**OBJECTIVE:** Copy out the records precisely, omitting pictures.

** Start **

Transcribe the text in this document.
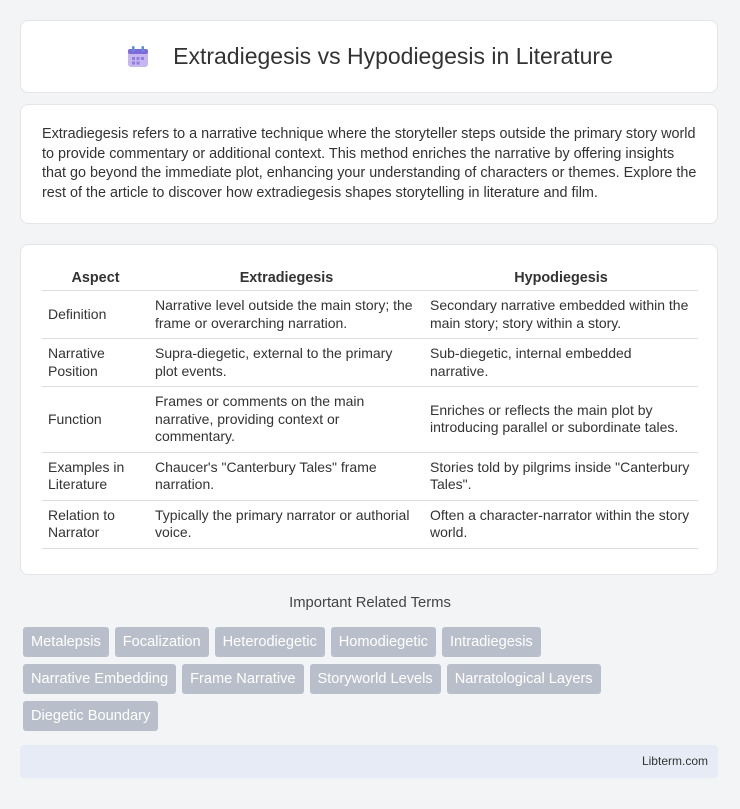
Extradiegesis vs Hypodiegesis in Literature

Extradiegesis refers to a narrative technique where the storyteller steps outside the primary story world to provide commentary or additional context. This method enriches the narrative by offering insights that go beyond the immediate plot, enhancing your understanding of characters or themes. Explore the rest of the article to discover how extradiegesis shapes storytelling in literature and film.

Aspect	Extradiegesis	Hypodiegesis
Definition	Narrative level outside the main story; the frame or overarching narration.	Secondary narrative embedded within the main story; story within a story.
Narrative Position	Supra-diegetic, external to the primary plot events.	Sub-diegetic, internal embedded narrative.
Function	Frames or comments on the main narrative, providing context or commentary.	Enriches or reflects the main plot by introducing parallel or subordinate tales.
Examples in Literature	Chaucer's "Canterbury Tales" frame narration.	Stories told by pilgrims inside "Canterbury Tales".
Relation to Narrator	Typically the primary narrator or authorial voice.	Often a character-narrator within the story world.
Important Related Terms
Metalepsis Focalization Heterodiegetic Homodiegetic Intradiegesis
Narrative Embedding Frame Narrative Storyworld Levels Narratological Layers
Diegetic Boundary
Libterm.com
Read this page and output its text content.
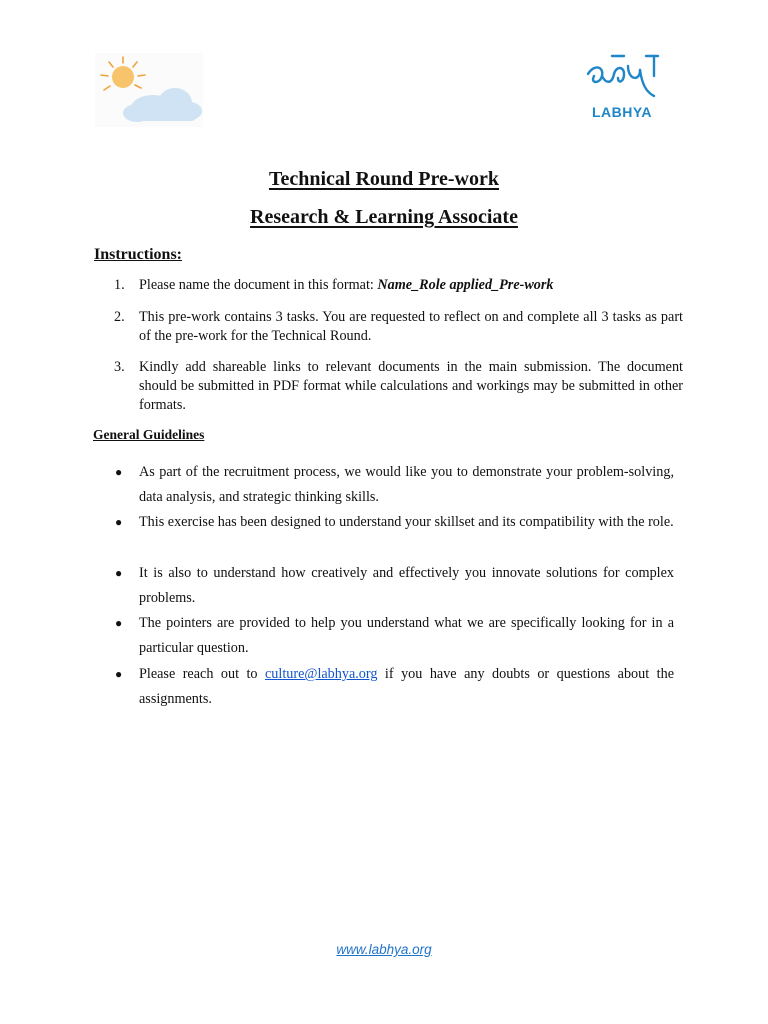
LABHYA
Technical Round Pre-work
Research & Learning Associate
Instructions:
1. Please name the document in this format: Name_Role applied_Pre-work
2. This pre-work contains 3 tasks. You are requested to reflect on and complete all 3 tasks as part of the pre-work for the Technical Round.
3. Kindly add shareable links to relevant documents in the main submission. The document should be submitted in PDF format while calculations and workings may be submitted in other formats.
General Guidelines
● As part of the recruitment process, we would like you to demonstrate your problem-solving, data analysis, and strategic thinking skills.
● This exercise has been designed to understand your skillset and its compatibility with the role.
● It is also to understand how creatively and effectively you innovate solutions for complex problems.
● The pointers are provided to help you understand what we are specifically looking for in a particular question.
● Please reach out to culture@labhya.org if you have any doubts or questions about the assignments.
www.labhya.org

** End **

**THE REPLY:**
Transcribe the text in this document.
Extradiegesis vs Hypodiegesis in Literature

Extradiegesis refers to a narrative technique where the storyteller steps outside the primary story world to provide commentary or additional context. This method enriches the narrative by offering insights that go beyond the immediate plot, enhancing your understanding of characters or themes. Explore the rest of the article to discover how extradiegesis shapes storytelling in literature and film.

Aspect	Extradiegesis	Hypodiegesis
Definition	Narrative level outside the main story; the frame or overarching narration.	Secondary narrative embedded within the main story; story within a story.
Narrative Position	Supra-diegetic, external to the primary plot events.	Sub-diegetic, internal embedded narrative.
Function	Frames or comments on the main narrative, providing context or commentary.	Enriches or reflects the main plot by introducing parallel or subordinate tales.
Examples in Literature	Chaucer's "Canterbury Tales" frame narration.	Stories told by pilgrims inside "Canterbury Tales".
Relation to Narrator	Typically the primary narrator or authorial voice.	Often a character-narrator within the story world.
Important Related Terms
Metalepsis Focalization Heterodiegetic Homodiegetic Intradiegesis
Narrative Embedding Frame Narrative Storyworld Levels Narratological Layers
Diegetic Boundary
Libterm.com
Read this page and output its text content.
LABHYA
Technical Round Pre-work
Research & Learning Associate
Instructions:
1. Please name the document in this format: Name_Role applied_Pre-work
2. This pre-work contains 3 tasks. You are requested to reflect on and complete all 3 tasks as part of the pre-work for the Technical Round.
3. Kindly add shareable links to relevant documents in the main submission. The document should be submitted in PDF format while calculations and workings may be submitted in other formats.
General Guidelines
● As part of the recruitment process, we would like you to demonstrate your problem-solving, data analysis, and strategic thinking skills.
● This exercise has been designed to understand your skillset and its compatibility with the role.
● It is also to understand how creatively and effectively you innovate solutions for complex problems.
● The pointers are provided to help you understand what we are specifically looking for in a particular question.
● Please reach out to culture@labhya.org if you have any doubts or questions about the assignments.
www.labhya.org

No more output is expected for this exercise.